+++ Information shown +++

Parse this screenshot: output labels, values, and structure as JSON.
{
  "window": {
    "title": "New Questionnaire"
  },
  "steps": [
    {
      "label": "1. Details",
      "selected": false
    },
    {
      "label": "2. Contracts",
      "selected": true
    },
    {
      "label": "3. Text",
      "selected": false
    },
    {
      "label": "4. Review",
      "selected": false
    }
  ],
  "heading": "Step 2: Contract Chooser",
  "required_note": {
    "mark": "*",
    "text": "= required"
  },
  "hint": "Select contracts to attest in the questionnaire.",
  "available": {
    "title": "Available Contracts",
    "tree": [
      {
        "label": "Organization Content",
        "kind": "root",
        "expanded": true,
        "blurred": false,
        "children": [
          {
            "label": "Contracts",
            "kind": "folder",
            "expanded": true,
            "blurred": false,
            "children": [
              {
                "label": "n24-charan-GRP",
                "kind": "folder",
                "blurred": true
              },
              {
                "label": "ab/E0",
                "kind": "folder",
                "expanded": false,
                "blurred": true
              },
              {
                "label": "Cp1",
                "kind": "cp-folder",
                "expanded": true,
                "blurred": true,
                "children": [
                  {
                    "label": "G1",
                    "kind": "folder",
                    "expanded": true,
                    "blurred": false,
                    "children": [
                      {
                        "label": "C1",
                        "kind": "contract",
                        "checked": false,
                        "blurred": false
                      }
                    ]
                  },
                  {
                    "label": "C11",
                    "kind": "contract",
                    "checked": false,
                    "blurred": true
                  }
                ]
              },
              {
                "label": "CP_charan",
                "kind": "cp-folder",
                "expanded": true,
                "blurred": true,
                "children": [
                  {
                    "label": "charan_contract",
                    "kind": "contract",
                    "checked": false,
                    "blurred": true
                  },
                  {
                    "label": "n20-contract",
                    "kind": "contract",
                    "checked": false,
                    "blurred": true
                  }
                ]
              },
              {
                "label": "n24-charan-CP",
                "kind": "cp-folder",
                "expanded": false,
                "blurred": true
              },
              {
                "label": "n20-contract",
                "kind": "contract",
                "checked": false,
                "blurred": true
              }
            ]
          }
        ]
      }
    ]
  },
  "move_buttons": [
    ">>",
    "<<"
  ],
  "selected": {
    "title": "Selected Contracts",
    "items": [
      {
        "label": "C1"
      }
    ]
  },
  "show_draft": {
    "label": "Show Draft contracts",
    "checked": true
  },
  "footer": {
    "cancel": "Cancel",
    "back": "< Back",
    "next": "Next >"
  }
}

+++

**Exercise brief**
In the listing, find each line with the string "title" and copy it.

**Solution to this exercise**
    "title": "New Questionnaire"
    "title": "Available Contracts",
    "title": "Selected Contracts",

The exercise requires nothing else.